-- Start of Records for this task --

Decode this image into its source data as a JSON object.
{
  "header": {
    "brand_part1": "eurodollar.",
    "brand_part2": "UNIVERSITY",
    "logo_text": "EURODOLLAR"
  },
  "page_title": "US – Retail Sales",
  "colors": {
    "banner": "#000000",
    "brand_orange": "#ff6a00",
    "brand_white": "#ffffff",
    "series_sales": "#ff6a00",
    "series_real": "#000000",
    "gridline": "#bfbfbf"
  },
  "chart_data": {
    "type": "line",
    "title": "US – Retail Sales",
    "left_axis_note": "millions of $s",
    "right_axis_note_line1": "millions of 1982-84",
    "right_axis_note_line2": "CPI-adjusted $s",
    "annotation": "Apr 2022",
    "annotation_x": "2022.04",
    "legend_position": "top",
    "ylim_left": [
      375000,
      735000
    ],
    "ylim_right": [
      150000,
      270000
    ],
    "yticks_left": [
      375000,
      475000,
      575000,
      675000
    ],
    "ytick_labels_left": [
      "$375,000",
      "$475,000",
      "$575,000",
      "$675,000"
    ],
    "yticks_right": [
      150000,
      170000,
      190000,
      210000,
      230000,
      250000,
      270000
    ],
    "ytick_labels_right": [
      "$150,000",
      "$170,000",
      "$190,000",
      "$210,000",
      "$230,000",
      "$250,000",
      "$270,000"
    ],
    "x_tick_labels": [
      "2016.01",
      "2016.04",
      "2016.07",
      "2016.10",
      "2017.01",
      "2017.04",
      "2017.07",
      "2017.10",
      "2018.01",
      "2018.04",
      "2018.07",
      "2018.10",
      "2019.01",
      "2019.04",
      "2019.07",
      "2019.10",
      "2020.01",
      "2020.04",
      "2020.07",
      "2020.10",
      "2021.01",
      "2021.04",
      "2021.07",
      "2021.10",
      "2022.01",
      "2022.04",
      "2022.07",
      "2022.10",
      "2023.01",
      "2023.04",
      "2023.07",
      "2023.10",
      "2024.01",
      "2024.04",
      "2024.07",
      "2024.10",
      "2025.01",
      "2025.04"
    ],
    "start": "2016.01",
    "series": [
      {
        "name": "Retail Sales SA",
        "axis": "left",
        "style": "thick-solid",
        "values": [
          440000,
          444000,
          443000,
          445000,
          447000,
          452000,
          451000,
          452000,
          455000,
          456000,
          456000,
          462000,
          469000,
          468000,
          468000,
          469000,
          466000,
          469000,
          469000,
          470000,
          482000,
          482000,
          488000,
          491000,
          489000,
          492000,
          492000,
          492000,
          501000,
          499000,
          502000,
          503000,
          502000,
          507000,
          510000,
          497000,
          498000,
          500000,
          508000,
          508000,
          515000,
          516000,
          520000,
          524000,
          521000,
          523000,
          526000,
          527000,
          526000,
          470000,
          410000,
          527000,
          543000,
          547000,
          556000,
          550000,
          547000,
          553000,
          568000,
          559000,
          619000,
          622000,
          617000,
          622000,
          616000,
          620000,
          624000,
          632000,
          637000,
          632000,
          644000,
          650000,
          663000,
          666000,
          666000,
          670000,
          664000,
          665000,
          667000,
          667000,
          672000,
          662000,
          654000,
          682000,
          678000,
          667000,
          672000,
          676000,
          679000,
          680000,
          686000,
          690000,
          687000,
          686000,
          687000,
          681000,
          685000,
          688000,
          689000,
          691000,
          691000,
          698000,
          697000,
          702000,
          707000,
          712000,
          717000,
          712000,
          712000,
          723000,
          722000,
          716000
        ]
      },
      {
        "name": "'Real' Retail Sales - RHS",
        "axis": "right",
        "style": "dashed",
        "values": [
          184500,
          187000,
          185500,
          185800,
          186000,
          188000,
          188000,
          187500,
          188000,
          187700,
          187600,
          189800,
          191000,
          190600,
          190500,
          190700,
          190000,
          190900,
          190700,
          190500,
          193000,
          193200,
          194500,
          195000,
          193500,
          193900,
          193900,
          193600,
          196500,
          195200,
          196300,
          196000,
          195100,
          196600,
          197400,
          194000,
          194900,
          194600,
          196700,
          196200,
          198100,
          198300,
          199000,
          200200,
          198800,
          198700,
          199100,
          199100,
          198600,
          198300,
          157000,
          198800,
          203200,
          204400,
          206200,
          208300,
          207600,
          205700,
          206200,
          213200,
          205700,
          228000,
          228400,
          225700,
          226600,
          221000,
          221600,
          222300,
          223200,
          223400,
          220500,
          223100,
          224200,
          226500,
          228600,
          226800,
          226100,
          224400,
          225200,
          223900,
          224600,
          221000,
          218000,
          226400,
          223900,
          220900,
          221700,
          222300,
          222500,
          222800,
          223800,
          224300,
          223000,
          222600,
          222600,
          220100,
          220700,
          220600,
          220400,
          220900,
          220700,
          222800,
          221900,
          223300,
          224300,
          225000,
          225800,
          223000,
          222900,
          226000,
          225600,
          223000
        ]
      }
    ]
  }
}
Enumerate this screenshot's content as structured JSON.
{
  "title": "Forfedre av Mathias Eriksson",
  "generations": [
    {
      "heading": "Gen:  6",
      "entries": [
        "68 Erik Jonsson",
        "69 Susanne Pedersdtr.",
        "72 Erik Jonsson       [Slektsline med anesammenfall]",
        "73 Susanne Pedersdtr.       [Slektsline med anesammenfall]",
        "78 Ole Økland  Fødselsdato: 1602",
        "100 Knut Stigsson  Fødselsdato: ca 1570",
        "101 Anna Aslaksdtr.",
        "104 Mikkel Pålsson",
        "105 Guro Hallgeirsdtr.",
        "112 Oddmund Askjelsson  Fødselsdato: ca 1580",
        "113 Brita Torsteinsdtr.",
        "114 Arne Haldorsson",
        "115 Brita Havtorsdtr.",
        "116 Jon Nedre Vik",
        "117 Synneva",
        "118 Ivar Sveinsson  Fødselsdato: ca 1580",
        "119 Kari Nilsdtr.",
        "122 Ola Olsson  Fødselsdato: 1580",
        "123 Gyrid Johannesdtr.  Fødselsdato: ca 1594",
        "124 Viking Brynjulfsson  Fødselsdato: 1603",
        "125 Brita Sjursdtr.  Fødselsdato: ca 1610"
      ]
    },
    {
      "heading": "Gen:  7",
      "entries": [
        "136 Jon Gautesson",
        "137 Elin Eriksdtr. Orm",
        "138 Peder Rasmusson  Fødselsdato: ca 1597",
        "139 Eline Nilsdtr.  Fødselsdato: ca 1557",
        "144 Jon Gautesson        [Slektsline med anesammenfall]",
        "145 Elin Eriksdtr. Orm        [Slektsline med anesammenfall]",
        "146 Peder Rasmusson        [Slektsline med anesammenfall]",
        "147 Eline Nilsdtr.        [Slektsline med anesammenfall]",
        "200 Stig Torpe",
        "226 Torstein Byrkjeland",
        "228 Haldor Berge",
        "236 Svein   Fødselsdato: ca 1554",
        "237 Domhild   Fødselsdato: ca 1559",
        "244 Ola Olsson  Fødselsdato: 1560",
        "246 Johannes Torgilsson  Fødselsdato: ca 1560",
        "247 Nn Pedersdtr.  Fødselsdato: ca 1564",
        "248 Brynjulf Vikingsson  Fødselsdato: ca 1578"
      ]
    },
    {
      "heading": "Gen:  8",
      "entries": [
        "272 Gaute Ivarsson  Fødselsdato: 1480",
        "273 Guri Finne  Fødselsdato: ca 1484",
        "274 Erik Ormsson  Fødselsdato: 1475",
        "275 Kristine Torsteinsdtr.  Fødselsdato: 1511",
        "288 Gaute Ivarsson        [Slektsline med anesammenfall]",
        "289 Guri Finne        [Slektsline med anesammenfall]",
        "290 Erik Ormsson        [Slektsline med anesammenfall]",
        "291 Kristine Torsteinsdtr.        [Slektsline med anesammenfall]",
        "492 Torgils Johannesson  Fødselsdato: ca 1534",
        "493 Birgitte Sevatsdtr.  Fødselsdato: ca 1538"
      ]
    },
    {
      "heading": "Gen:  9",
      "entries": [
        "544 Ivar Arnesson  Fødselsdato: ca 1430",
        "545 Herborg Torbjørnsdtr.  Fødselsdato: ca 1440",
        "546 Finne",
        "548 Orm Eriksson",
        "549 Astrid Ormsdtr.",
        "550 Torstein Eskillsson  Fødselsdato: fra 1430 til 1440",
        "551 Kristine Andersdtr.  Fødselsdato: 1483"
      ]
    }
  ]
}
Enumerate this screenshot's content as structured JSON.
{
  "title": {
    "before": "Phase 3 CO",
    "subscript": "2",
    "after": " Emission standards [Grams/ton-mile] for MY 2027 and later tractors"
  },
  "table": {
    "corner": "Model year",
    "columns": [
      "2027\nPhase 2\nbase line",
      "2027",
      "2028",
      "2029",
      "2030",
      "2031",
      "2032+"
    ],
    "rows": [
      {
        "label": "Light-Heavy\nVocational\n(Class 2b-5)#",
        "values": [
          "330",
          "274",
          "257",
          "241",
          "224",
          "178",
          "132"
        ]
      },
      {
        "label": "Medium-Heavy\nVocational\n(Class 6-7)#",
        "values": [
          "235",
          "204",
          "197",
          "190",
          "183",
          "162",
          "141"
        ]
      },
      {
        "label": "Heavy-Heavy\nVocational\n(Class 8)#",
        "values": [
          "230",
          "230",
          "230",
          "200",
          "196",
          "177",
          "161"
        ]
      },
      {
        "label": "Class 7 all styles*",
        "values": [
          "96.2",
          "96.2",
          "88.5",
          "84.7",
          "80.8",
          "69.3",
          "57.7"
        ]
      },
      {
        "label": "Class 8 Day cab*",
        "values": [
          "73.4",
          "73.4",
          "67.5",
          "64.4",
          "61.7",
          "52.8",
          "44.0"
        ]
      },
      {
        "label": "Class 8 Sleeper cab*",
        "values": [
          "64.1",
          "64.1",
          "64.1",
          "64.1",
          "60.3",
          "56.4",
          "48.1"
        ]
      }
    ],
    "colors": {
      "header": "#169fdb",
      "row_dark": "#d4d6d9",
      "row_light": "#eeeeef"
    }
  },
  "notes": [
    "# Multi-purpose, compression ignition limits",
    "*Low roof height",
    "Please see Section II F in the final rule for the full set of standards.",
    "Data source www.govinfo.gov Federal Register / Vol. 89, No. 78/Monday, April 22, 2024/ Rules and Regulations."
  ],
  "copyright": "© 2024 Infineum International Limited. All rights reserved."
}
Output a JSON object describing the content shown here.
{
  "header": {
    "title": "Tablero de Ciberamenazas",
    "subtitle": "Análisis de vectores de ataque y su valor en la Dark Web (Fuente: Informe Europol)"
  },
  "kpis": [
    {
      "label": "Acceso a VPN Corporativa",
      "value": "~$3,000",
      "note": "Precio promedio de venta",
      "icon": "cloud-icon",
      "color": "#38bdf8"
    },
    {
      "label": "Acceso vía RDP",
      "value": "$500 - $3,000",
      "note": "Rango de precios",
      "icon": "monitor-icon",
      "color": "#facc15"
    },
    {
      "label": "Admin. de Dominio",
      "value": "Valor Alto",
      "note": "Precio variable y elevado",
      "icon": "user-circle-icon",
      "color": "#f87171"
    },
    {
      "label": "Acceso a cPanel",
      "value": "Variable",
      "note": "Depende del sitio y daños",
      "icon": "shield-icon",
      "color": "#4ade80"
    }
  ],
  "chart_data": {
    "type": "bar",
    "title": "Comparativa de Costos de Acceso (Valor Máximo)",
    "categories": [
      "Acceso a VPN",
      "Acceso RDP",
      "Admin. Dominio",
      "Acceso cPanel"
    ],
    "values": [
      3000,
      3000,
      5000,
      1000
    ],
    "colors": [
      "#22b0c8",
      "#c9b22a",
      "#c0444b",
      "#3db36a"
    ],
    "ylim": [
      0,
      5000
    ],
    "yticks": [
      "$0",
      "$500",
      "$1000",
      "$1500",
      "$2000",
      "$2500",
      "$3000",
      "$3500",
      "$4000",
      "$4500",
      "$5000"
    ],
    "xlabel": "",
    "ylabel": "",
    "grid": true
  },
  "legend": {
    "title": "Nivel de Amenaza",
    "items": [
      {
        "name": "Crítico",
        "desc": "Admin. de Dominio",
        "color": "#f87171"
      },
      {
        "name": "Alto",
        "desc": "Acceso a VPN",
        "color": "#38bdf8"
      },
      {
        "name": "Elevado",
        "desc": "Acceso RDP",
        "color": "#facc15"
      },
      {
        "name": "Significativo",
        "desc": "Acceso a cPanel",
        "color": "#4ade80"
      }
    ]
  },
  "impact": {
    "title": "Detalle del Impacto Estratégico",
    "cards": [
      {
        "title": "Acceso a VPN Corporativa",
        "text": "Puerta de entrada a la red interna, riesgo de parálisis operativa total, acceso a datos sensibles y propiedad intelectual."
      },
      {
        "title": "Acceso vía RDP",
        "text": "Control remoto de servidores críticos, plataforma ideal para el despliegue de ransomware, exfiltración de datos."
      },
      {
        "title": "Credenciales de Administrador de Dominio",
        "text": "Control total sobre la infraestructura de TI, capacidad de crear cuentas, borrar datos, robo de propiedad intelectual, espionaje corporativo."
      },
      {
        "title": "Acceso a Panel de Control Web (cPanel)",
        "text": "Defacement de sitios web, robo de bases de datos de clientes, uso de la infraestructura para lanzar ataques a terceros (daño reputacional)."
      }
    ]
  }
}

-- End of Records for this task --

(Exercise description): Copy each line of the listing in which the word "Rasmusson" can be found.

(Worked solution):
        "138 Peder Rasmusson  Fødselsdato: ca 1597",
        "146 Peder Rasmusson        [Slektsline med anesammenfall]",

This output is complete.